(Records from a data source)
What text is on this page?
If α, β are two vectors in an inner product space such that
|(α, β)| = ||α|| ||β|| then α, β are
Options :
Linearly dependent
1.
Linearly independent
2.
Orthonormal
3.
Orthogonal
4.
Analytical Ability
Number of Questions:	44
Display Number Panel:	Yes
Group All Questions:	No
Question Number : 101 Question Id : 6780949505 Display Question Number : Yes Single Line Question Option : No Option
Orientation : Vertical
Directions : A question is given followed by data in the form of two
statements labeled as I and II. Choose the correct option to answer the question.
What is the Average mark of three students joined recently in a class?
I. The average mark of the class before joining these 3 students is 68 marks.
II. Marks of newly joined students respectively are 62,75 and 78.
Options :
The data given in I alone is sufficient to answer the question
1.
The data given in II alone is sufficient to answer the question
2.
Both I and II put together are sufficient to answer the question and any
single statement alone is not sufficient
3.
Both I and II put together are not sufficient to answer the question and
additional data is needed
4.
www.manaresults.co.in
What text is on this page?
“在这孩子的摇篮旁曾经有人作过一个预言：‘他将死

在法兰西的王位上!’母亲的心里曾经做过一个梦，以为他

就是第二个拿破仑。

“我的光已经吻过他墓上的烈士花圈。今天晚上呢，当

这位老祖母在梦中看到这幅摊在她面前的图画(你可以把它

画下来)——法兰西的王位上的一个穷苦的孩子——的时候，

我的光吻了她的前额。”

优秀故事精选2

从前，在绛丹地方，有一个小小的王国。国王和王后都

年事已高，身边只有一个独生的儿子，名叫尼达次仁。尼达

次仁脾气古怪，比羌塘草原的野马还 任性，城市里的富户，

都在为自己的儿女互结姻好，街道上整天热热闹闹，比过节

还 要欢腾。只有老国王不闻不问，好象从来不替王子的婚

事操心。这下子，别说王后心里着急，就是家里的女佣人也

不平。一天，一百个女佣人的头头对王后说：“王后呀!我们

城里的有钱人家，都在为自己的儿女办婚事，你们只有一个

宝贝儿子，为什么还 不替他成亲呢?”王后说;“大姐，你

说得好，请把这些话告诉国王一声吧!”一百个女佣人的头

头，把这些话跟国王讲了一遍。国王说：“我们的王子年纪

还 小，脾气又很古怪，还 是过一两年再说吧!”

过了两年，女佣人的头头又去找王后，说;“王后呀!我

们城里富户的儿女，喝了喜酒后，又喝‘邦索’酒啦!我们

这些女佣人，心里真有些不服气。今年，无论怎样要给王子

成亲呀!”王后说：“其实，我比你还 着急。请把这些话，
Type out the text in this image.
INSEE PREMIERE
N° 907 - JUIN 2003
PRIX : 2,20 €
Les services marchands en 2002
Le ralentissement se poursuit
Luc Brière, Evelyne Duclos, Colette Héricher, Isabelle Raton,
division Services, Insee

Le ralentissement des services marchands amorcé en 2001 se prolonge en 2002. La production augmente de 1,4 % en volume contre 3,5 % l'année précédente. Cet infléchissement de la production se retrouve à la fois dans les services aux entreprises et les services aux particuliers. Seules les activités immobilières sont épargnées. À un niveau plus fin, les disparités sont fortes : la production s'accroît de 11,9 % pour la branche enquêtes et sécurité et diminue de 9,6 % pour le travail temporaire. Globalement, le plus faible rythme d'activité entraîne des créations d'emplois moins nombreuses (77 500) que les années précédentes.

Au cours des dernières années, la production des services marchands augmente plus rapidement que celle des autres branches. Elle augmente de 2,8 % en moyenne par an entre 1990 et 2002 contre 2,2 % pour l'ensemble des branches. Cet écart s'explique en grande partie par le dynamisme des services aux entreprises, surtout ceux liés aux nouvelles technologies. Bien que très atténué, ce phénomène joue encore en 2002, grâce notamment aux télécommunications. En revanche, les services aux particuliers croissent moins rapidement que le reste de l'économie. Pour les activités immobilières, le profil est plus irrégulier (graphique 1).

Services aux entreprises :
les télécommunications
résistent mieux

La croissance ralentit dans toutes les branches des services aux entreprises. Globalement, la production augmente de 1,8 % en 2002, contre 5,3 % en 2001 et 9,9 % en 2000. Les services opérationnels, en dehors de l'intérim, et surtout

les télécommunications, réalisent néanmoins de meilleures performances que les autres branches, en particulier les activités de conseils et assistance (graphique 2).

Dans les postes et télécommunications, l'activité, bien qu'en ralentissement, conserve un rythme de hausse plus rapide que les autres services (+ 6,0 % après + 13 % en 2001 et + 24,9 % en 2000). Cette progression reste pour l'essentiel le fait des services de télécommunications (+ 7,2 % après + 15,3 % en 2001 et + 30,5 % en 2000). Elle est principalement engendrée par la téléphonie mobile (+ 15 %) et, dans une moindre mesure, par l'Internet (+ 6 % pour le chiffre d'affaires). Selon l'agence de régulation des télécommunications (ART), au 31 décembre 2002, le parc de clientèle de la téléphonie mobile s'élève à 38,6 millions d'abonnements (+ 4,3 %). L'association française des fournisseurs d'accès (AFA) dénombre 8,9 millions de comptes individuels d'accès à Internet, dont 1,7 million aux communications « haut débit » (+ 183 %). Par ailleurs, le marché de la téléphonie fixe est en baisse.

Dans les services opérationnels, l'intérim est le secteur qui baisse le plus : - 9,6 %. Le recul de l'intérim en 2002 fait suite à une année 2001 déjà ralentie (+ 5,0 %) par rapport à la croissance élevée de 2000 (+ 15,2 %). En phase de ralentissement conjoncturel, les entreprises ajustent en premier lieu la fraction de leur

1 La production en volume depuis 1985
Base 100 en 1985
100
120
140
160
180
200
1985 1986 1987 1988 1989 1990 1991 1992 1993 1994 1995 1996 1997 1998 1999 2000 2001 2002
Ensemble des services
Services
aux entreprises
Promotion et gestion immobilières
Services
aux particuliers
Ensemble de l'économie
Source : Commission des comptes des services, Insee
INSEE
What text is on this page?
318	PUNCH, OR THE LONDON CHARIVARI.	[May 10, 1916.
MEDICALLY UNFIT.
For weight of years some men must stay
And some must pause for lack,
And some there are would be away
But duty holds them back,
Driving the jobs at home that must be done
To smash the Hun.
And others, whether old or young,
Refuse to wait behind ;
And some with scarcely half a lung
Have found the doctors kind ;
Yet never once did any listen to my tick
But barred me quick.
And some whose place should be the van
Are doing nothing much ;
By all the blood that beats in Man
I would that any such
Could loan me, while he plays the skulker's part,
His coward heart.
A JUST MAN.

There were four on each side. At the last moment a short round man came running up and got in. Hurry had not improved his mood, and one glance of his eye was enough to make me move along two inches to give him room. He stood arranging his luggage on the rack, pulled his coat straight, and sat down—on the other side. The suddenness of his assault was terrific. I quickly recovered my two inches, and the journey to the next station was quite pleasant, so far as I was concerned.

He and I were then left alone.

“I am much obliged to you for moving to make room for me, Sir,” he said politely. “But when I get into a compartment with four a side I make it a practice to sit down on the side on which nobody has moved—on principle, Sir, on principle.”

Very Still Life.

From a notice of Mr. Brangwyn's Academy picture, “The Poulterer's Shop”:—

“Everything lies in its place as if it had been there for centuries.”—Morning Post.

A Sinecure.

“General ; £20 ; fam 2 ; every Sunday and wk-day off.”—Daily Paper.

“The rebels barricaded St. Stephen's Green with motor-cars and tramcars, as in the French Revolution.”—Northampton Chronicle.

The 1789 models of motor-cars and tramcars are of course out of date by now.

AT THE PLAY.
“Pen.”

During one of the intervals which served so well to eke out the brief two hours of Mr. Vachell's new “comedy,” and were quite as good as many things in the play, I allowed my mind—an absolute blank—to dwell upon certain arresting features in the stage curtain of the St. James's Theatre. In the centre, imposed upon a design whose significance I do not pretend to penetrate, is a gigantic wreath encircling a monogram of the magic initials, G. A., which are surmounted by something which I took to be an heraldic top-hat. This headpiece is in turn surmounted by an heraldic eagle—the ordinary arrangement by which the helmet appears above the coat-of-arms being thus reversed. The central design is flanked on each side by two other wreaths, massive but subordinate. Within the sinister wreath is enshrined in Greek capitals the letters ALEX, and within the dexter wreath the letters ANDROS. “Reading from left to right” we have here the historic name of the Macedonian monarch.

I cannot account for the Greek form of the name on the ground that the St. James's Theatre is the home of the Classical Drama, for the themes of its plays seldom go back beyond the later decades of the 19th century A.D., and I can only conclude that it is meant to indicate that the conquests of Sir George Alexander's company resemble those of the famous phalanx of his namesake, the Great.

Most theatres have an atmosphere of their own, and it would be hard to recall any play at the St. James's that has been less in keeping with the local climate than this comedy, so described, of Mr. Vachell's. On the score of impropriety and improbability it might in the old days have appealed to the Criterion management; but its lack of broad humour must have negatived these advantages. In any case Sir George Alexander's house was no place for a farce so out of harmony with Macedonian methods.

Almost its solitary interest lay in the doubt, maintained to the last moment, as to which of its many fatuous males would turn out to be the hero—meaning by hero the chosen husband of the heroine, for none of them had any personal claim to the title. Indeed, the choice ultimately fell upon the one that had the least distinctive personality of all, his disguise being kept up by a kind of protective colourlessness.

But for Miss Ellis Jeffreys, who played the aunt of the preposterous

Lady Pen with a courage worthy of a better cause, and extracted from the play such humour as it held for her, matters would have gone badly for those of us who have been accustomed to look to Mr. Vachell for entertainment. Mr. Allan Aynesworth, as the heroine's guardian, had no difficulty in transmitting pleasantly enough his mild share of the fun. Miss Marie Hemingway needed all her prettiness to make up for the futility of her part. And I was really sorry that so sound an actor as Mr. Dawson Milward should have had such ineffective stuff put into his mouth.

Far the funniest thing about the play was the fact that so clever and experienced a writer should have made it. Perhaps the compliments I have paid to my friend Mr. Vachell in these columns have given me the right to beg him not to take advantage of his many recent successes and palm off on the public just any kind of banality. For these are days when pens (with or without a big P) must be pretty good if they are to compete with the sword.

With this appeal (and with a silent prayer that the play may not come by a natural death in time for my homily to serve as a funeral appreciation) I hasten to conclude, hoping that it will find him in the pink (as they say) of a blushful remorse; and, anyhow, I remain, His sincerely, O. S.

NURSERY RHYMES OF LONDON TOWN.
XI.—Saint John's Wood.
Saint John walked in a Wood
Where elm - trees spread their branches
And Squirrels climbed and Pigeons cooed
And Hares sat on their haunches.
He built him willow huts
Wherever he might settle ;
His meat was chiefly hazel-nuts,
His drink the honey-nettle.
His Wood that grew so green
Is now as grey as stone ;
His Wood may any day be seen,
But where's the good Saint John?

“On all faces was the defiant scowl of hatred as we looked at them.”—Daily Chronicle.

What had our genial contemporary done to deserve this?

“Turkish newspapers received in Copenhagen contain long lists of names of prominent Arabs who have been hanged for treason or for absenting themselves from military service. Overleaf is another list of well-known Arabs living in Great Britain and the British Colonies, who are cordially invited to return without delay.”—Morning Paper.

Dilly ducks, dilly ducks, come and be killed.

Written task>
Show every line that contains the word "cars".

Written reply>
“The rebels barricaded St. Stephen's Green with motor-cars and tramcars, as in the French Revolution.”—Northampton Chronicle.
The 1789 models of motor-cars and tramcars are of course out of date by now.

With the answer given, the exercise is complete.